◆ **WHAT YOU HAVE TO DO**:
Examine the material below. Gather every line in which the string "Azimuth" appears.
= = = = =
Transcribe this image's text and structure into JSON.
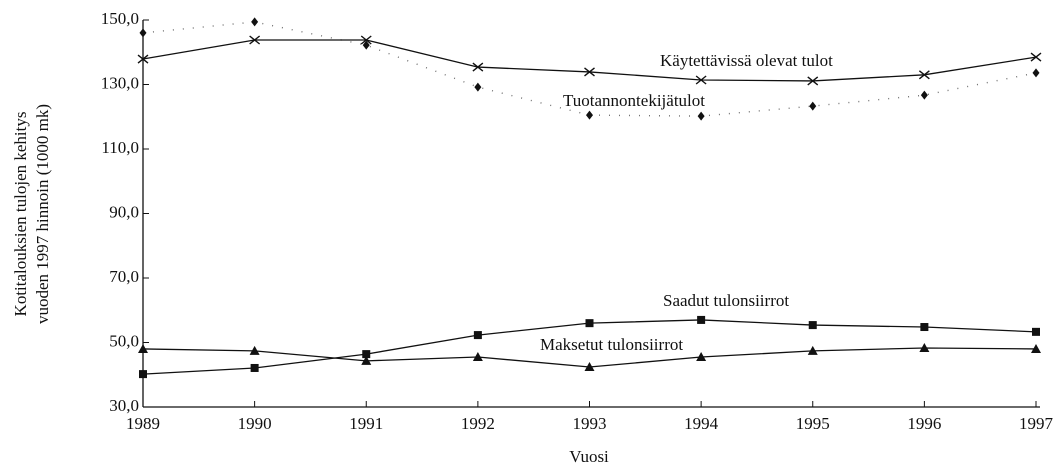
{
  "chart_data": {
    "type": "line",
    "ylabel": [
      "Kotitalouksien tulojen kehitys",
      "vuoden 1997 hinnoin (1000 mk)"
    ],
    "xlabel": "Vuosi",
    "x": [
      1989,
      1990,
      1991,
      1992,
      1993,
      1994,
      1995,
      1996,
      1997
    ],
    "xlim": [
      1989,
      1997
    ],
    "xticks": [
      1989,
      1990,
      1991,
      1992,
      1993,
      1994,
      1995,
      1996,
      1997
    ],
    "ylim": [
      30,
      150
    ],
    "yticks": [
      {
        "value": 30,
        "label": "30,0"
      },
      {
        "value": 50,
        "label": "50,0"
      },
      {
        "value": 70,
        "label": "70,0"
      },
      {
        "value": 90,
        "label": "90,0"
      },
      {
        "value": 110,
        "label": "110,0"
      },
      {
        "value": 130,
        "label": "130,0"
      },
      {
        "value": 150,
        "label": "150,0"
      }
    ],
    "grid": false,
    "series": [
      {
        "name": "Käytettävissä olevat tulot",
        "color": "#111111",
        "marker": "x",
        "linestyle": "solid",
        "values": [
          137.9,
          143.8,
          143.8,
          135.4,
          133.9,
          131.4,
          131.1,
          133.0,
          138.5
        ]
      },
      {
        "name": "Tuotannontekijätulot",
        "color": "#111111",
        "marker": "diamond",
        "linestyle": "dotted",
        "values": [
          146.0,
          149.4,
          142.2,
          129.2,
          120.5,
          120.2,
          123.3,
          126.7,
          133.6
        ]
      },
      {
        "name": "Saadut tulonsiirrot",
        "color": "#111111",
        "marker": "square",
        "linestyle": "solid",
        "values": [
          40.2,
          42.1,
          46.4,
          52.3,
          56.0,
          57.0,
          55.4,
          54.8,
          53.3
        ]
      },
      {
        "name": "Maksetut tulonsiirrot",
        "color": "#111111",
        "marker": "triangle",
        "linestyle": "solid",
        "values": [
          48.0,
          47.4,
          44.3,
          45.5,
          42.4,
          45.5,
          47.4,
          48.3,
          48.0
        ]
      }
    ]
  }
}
= = = = =
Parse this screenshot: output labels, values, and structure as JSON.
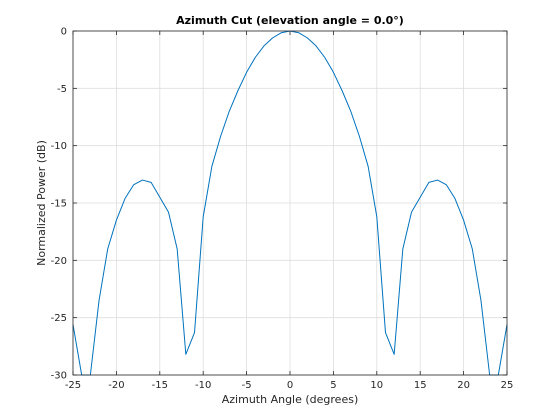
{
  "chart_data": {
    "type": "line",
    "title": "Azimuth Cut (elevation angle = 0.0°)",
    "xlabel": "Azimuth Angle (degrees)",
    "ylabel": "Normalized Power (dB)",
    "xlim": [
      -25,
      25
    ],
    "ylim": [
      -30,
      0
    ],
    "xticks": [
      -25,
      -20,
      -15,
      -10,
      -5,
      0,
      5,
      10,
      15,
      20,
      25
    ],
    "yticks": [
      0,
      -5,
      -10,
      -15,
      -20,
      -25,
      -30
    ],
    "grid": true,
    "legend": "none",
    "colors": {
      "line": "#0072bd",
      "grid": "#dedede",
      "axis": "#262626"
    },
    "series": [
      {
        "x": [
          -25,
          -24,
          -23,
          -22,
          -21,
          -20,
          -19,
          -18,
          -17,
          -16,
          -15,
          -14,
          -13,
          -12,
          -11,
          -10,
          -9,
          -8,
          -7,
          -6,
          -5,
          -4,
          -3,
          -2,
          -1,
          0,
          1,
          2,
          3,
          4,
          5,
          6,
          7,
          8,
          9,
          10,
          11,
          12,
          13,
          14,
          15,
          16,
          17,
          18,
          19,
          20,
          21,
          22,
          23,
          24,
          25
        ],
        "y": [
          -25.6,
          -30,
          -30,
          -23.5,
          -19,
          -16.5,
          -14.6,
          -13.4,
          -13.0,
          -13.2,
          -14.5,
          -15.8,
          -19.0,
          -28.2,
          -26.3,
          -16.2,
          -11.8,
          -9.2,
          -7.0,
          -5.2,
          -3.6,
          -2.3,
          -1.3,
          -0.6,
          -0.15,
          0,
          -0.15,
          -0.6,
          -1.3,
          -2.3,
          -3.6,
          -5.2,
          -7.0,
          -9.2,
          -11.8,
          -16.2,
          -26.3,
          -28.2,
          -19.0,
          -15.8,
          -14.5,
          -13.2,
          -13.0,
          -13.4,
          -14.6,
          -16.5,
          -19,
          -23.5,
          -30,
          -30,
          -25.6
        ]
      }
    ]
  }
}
= = = = =
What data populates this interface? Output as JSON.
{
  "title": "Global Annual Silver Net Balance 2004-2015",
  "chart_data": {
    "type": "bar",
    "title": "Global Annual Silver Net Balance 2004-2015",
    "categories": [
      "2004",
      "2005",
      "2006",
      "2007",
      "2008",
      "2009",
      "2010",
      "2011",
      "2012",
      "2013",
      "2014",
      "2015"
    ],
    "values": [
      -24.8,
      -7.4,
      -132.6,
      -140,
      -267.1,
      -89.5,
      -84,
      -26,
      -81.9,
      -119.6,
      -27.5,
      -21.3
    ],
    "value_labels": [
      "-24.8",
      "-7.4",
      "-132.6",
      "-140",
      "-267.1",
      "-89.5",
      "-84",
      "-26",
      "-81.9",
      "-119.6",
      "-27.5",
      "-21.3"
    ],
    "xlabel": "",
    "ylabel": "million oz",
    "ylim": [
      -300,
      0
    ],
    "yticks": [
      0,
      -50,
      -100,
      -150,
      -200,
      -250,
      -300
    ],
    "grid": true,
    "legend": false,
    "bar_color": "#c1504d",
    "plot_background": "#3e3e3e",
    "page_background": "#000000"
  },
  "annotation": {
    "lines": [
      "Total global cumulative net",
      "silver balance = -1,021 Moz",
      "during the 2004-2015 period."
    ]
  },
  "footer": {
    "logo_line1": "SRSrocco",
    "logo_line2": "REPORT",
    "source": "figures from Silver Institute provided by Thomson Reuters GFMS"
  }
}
= = = = =
◆ **SOLUTION FOR THIS PROBLEM**:
    "title": "Azimuth Cut (elevation angle = 0.0°)",
    "xlabel": "Azimuth Angle (degrees)",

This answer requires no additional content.